### [Work to be completed]
Copy out each line of the data that holds the word "name".

### [Records for the exercise]
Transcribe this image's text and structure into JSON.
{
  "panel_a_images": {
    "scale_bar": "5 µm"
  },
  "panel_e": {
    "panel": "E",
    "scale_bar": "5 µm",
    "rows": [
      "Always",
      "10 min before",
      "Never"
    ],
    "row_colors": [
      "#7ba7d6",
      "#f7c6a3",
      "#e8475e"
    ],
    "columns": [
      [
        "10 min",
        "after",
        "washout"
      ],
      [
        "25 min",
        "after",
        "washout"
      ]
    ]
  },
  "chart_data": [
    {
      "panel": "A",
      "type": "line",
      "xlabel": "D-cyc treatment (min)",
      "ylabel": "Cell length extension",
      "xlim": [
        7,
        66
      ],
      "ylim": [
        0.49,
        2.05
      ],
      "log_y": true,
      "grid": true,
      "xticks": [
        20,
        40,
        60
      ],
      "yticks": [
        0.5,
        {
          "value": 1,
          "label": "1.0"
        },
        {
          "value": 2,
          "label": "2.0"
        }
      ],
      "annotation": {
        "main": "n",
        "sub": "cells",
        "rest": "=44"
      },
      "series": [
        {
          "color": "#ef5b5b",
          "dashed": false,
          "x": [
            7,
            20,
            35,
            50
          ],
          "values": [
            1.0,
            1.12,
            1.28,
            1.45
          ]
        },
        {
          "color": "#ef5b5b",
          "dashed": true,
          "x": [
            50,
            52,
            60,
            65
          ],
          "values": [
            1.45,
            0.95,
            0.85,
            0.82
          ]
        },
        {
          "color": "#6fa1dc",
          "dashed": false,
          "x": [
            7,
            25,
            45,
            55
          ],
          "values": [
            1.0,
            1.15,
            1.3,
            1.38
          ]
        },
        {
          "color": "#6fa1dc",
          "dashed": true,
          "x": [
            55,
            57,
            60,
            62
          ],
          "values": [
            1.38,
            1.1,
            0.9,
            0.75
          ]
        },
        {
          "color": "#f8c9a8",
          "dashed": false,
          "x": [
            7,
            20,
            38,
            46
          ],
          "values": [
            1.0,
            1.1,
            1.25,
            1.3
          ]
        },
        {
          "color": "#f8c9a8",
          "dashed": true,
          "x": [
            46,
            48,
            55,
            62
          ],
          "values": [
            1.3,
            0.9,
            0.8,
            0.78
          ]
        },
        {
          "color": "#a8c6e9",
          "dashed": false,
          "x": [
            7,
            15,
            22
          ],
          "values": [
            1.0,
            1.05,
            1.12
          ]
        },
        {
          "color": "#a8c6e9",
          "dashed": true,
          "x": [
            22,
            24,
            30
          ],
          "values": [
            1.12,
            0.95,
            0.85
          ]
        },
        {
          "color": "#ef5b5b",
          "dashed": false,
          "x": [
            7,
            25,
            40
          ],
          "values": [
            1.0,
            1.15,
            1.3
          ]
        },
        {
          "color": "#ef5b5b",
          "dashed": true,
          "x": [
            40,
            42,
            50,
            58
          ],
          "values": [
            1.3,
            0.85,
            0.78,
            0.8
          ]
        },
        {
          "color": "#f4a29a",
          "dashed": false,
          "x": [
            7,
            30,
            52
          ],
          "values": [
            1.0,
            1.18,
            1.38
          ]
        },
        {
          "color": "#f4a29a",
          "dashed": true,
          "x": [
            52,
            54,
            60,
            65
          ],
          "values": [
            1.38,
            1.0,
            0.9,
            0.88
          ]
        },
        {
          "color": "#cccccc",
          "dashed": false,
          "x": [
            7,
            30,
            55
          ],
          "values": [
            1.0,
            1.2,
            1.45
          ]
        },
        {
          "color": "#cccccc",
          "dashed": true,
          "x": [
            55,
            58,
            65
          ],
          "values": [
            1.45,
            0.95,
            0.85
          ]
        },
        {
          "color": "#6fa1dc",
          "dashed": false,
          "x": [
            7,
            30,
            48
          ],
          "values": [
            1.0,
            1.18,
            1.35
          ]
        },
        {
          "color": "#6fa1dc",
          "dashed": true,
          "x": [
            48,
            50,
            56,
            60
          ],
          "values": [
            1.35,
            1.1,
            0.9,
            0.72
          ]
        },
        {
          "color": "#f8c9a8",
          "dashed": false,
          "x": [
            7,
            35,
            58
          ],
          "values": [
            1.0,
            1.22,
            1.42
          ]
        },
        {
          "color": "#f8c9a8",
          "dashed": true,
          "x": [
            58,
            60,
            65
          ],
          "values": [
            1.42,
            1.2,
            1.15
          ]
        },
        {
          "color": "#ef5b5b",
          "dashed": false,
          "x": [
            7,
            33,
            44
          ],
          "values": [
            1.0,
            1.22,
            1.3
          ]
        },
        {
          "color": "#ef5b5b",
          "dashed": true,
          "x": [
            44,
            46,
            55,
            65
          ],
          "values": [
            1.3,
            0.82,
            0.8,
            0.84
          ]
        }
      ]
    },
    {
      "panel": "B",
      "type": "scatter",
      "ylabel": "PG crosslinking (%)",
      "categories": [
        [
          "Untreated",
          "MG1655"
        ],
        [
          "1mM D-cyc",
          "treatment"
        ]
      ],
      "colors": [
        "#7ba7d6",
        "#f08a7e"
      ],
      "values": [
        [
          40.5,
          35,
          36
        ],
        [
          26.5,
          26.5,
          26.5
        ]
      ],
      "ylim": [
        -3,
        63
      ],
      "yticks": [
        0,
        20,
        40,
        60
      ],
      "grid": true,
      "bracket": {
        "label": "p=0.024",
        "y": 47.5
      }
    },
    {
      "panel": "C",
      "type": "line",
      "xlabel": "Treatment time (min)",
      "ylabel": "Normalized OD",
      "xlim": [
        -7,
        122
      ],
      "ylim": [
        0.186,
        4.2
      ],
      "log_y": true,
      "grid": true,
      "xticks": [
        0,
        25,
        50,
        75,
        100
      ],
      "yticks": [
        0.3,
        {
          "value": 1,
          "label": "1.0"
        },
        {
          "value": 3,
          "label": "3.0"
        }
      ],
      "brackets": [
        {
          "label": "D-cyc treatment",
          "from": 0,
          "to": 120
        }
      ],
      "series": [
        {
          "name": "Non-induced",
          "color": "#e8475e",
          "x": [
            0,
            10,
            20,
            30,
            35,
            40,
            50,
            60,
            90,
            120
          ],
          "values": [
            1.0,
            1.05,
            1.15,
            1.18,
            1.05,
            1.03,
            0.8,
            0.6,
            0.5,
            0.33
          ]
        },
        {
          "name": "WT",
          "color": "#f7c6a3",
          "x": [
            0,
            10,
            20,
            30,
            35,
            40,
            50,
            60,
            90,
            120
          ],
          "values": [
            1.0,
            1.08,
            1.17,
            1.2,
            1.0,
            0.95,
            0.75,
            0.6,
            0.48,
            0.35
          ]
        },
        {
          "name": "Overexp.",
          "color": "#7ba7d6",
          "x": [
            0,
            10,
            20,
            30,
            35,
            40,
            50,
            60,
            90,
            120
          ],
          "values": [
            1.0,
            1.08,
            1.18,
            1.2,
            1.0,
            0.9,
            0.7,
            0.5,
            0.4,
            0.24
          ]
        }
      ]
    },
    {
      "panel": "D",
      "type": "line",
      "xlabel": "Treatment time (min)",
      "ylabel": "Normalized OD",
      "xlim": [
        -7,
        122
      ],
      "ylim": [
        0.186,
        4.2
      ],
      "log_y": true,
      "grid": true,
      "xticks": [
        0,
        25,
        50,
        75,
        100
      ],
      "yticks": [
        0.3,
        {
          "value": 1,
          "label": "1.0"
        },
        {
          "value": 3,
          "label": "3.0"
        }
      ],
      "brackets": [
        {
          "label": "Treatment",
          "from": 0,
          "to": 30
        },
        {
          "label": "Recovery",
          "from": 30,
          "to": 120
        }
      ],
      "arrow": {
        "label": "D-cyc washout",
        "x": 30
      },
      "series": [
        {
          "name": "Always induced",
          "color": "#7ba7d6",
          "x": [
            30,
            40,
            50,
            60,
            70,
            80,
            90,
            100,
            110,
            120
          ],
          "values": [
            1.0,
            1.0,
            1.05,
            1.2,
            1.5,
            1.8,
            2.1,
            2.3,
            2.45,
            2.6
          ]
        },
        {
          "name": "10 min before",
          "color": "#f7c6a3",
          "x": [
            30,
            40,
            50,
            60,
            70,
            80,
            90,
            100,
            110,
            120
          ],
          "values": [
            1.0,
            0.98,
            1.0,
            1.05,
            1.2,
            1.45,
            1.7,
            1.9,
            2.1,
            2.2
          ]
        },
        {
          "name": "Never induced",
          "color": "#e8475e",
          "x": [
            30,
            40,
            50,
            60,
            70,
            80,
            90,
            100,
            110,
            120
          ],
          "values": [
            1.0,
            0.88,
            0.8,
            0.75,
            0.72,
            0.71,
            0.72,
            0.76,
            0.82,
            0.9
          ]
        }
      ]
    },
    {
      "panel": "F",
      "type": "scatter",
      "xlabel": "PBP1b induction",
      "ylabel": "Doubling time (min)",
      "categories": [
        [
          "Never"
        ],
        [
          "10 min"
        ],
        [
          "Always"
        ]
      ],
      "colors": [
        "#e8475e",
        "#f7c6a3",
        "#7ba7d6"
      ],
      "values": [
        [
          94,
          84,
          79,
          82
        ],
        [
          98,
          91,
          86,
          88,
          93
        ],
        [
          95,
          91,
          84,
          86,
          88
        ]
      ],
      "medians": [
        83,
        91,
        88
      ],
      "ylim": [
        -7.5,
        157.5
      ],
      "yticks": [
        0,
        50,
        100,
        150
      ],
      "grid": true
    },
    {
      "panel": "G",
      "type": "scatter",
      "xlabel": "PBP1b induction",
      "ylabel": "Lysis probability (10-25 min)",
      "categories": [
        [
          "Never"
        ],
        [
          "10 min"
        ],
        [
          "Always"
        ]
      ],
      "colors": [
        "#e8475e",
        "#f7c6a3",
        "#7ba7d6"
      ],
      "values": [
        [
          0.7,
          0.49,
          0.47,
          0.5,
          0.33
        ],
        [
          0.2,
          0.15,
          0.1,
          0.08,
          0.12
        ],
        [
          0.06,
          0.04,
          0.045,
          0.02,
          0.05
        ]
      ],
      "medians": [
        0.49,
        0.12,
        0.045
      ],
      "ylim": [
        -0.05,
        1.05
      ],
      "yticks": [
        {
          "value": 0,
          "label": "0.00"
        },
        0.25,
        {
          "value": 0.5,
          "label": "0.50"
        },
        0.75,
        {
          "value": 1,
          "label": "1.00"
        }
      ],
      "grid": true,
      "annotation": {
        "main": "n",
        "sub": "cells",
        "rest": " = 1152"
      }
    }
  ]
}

### [Solution to the exercise]
          "name": "Non-induced",
          "name": "WT",
          "name": "Overexp.",
          "name": "Always induced",
          "name": "10 min before",
          "name": "Never induced",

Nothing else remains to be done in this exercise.